§ Direction 1
Reproduce, word for word, the part of the agency agreement definition that begins with the words "Examples of Applicable" and ends with "or other agents.".
§ Direction 2
Output the listing as a JSON list of strings, one string per line and no blank lines, from its first line through the line containing "option-sales[interactable]: Sales (593, 347, 700, 363)", including both of those lines.

§ Document excerpt
+++
Applicable Agency Agreement definition

Applicable Agency Agreement means each agency agreement concluded between the Issuer and the Settling Bank and/or the Calculation/Issuer Agent and/or the Transfer Agent, as amended, novated and/or substituted from time to time in accordance with its terms, unless the Issuer itself acts in any of the abovementioned capacities;

Examples of Applicable Agency Agreement in a sentence

  • If the Issuer elects to appoint another entity (not being the Issuer) as Issuer Agent and/or Settling Bank and/or Transfer Agent, that other entity, on execution of an appropriate Applicable Agency Agreement or an appropriate accession letter to the Applicable Agency Agreement, as the case may be, shall serve in that capacity in respect of the Notes.

  • The Issuers (acting jointly) are entitled to vary or terminate the appointment of any third party appointed by the Issuers (acting jointly) as Strate Issuer Agent and/or Settling Bank and/or Transfer Agent in accordance with the terms and conditions of the Applicable Agency Agreement governing that appointment and/or to appoint additional or other agents.
+++
Data extracted from a collection

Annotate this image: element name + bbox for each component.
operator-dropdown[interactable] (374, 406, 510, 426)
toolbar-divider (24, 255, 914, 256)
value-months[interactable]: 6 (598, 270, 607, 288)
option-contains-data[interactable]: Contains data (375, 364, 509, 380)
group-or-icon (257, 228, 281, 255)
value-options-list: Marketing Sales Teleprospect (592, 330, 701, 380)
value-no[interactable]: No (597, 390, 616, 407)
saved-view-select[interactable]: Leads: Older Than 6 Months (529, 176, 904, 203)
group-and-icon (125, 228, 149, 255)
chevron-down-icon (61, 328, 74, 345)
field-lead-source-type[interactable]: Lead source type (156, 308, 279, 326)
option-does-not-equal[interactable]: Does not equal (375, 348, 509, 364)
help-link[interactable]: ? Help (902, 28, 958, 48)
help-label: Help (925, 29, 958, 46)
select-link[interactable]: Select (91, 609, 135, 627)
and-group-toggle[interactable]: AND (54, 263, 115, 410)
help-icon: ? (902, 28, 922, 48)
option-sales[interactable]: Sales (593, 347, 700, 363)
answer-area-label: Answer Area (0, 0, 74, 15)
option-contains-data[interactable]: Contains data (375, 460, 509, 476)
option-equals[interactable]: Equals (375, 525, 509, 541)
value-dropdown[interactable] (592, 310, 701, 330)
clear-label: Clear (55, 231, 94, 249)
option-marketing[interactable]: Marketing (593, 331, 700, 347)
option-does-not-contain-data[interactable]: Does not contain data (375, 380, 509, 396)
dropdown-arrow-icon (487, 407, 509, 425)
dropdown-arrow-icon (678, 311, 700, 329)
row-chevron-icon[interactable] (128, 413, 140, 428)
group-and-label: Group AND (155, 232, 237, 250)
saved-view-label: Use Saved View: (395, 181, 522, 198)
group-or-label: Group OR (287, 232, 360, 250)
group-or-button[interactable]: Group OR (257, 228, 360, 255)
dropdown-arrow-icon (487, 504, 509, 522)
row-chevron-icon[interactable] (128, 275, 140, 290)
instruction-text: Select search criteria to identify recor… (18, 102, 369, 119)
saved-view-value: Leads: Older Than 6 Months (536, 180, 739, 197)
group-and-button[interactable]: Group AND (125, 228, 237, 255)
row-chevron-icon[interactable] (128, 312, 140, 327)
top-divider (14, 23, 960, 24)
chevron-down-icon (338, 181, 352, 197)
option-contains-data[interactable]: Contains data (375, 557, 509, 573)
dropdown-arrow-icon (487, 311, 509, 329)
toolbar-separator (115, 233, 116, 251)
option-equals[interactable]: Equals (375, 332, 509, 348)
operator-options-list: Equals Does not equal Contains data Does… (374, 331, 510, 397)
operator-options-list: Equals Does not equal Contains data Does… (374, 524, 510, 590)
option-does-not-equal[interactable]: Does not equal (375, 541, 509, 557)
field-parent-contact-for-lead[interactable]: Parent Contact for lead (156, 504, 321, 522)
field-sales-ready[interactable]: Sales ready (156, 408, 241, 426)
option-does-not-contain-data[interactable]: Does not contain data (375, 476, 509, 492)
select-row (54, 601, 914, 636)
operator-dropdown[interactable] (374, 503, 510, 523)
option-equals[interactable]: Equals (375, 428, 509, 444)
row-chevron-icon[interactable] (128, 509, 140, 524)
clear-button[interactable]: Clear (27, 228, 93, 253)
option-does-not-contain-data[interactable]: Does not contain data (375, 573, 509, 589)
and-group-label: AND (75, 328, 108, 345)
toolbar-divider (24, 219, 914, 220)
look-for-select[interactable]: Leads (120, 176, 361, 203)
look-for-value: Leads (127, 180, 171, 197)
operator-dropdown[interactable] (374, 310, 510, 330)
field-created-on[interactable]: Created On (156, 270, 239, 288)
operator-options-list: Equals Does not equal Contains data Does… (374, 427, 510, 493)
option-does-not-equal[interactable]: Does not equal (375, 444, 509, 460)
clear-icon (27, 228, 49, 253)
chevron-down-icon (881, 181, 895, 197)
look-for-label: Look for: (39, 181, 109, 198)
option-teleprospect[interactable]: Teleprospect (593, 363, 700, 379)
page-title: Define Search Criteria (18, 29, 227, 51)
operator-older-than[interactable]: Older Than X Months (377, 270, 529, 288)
+++
§ Full response 1
Examples of Applicable Agency Agreement in a sentence

  • If the Issuer elects to appoint another entity (not being the Issuer) as Issuer Agent and/or Settling Bank and/or Transfer Agent, that other entity, on execution of an appropriate Applicable Agency Agreement or an appropriate accession letter to the Applicable Agency Agreement, as the case may be, shall serve in that capacity in respect of the Notes.

  • The Issuers (acting jointly) are entitled to vary or terminate the appointment of any third party appointed by the Issuers (acting jointly) as Strate Issuer Agent and/or Settling Bank and/or Transfer Agent in accordance with the terms and conditions of the Applicable Agency Agreement governing that appointment and/or to appoint additional or other agents.

§ Full response 2
[
  "Annotate this image: element name + bbox for each component.",
  "operator-dropdown[interactable] (374, 406, 510, 426)",
  "toolbar-divider (24, 255, 914, 256)",
  "value-months[interactable]: 6 (598, 270, 607, 288)",
  "option-contains-data[interactable]: Contains data (375, 364, 509, 380)",
  "group-or-icon (257, 228, 281, 255)",
  "value-options-list: Marketing Sales Teleprospect (592, 330, 701, 380)",
  "value-no[interactable]: No (597, 390, 616, 407)",
  "saved-view-select[interactable]: Leads: Older Than 6 Months (529, 176, 904, 203)",
  "group-and-icon (125, 228, 149, 255)",
  "chevron-down-icon (61, 328, 74, 345)",
  "field-lead-source-type[interactable]: Lead source type (156, 308, 279, 326)",
  "option-does-not-equal[interactable]: Does not equal (375, 348, 509, 364)",
  "help-link[interactable]: ? Help (902, 28, 958, 48)",
  "help-label: Help (925, 29, 958, 46)",
  "select-link[interactable]: Select (91, 609, 135, 627)",
  "and-group-toggle[interactable]: AND (54, 263, 115, 410)",
  "help-icon: ? (902, 28, 922, 48)",
  "option-sales[interactable]: Sales (593, 347, 700, 363)"
]